Fragmento del documento:
--

Ada no sólo nos dejó sus brillantes intuiciones sobre el futuro que aguardaba a las computadores. También propuso una tesis que aspiraba a ver convertida en ley, y que ha hecho correr tanta tinta como aquel famoso Test que propuso otro inglés brillante y precoz, Alan Turing, en las primeras décadas del siglo XX.
Cuando aún no existían las computadoras que habrían de ponerlo a prueba, Ada postuló que “las máquinas sólo hacen aquello que les ordenamos que hagan”. Muchos sostienen que el test de Turing ha sido superado, desde el momento en que la inteligencia artificial ha alcanzado un nivel que torna cada vez más difícil saber si se está interactuando con una máquina o una persona. O tan siquiera saber cómo es en realidad nuestro interlocutor, como bien saben los adictos al “chateo”.

--

Instrucciones de trabajo:
a. Transcribe palabra por palabra el fragmento sobre Ada desde “Ada no sólo” hasta “del siglo XX.”.
b. Indica si cada afirmación concuerda con el fragmento sobre Ada. Responde sí o no y cita las palabras exactas del fragmento que lo deciden: (i) Ada sostuvo que las máquinas solo hacen lo que se les ordena. (ii) Turing propuso su test a finales del siglo XIX. (iii) Ada formuló su tesis cuando ya existían computadoras capaces de ponerla a prueba.
Los registros no desempeñan ningún papel en esto.

--

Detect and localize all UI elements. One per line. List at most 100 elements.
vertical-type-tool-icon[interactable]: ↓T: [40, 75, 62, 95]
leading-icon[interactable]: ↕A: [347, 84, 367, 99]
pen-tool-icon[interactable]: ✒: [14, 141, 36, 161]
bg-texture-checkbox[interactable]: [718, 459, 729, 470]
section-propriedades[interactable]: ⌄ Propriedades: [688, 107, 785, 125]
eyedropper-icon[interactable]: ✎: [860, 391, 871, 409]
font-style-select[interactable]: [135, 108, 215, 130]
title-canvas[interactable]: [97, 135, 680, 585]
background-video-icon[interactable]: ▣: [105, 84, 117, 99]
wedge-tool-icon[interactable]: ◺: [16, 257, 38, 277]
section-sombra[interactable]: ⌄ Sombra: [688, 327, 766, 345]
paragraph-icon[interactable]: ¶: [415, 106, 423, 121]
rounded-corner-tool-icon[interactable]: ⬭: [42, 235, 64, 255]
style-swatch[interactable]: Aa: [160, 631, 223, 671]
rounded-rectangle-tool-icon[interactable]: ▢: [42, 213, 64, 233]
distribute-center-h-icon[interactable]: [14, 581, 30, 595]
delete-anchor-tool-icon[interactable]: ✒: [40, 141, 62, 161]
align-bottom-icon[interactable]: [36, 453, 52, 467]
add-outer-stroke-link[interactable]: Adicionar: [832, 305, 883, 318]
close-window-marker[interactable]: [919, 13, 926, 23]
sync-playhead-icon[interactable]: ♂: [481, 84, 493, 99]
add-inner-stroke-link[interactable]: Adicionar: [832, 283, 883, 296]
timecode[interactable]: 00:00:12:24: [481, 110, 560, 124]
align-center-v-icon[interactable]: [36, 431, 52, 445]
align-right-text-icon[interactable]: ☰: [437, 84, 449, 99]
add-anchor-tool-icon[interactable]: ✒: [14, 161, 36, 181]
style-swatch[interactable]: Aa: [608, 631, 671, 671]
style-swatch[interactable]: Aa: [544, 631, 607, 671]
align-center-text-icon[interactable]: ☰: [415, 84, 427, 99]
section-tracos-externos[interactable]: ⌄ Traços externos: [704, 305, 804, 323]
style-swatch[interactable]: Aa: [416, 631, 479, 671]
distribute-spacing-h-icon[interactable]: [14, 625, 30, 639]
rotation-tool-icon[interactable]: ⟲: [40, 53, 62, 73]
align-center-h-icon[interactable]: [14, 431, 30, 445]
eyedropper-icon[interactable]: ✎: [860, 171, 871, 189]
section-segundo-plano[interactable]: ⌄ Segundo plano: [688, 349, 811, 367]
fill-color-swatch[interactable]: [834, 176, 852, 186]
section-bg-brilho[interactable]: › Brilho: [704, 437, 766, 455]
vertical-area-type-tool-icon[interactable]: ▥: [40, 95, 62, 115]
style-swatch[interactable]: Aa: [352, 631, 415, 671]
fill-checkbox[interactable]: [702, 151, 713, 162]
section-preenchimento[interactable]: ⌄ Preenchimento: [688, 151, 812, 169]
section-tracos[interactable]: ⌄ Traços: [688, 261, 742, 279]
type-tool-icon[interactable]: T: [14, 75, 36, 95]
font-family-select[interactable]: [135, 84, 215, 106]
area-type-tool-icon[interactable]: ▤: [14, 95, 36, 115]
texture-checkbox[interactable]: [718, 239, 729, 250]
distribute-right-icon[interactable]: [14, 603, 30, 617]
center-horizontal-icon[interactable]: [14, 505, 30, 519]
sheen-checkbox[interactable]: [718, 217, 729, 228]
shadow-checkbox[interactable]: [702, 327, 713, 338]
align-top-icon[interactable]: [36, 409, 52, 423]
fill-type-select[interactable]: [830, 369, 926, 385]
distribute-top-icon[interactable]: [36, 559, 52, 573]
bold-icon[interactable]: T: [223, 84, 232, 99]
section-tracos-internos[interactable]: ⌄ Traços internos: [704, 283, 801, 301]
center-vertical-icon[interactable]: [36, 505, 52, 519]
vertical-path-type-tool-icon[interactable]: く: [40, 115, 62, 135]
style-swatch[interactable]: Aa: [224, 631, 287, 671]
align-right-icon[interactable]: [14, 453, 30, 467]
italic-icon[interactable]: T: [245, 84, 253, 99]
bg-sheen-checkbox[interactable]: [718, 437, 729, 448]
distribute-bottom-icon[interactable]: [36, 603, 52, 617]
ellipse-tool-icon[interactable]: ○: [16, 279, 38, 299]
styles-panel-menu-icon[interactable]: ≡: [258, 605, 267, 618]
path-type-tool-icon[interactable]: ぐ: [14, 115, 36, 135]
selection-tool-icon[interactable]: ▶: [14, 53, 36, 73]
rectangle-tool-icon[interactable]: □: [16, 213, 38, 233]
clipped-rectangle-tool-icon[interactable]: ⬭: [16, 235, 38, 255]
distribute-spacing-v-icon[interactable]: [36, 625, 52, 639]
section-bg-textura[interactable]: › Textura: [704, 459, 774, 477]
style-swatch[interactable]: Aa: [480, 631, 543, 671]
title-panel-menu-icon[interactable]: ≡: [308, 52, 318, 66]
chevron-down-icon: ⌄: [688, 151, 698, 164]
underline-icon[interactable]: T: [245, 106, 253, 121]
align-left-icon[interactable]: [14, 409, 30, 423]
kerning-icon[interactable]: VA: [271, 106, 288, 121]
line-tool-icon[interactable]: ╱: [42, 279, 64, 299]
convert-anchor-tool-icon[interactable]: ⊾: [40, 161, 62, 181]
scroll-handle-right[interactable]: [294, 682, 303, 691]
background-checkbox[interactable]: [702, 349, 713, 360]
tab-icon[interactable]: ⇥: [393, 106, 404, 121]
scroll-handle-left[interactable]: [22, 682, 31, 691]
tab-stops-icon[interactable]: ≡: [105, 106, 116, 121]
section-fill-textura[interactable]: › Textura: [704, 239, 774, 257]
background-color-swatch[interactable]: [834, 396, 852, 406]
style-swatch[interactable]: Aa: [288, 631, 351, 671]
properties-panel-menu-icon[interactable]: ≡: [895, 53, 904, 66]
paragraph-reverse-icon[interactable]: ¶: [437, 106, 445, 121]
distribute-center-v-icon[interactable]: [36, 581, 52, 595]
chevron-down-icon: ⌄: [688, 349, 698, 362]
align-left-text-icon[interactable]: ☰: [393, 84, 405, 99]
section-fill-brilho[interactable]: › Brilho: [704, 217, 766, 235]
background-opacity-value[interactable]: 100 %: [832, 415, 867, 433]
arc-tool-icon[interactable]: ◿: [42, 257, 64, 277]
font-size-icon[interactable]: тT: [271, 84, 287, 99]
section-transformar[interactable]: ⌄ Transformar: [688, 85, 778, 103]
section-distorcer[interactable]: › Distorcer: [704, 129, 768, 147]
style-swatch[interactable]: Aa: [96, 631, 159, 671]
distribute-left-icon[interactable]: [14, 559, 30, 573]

--

Respuestas por tarea:
a.
Ada no sólo nos dejó sus brillantes intuiciones sobre el futuro que aguardaba a las computadores. También propuso una tesis que aspiraba a ver convertida en ley, y que ha hecho correr tanta tinta como aquel famoso Test que propuso otro inglés brillante y precoz, Alan Turing, en las primeras décadas del siglo XX.

b.
(i) Sí: “las máquinas sólo hacen aquello que les ordenamos que hagan”.
(ii) No: “en las primeras décadas del siglo XX”.
(iii) No: “Cuando aún no existían las computadoras que habrían de ponerlo a prueba”.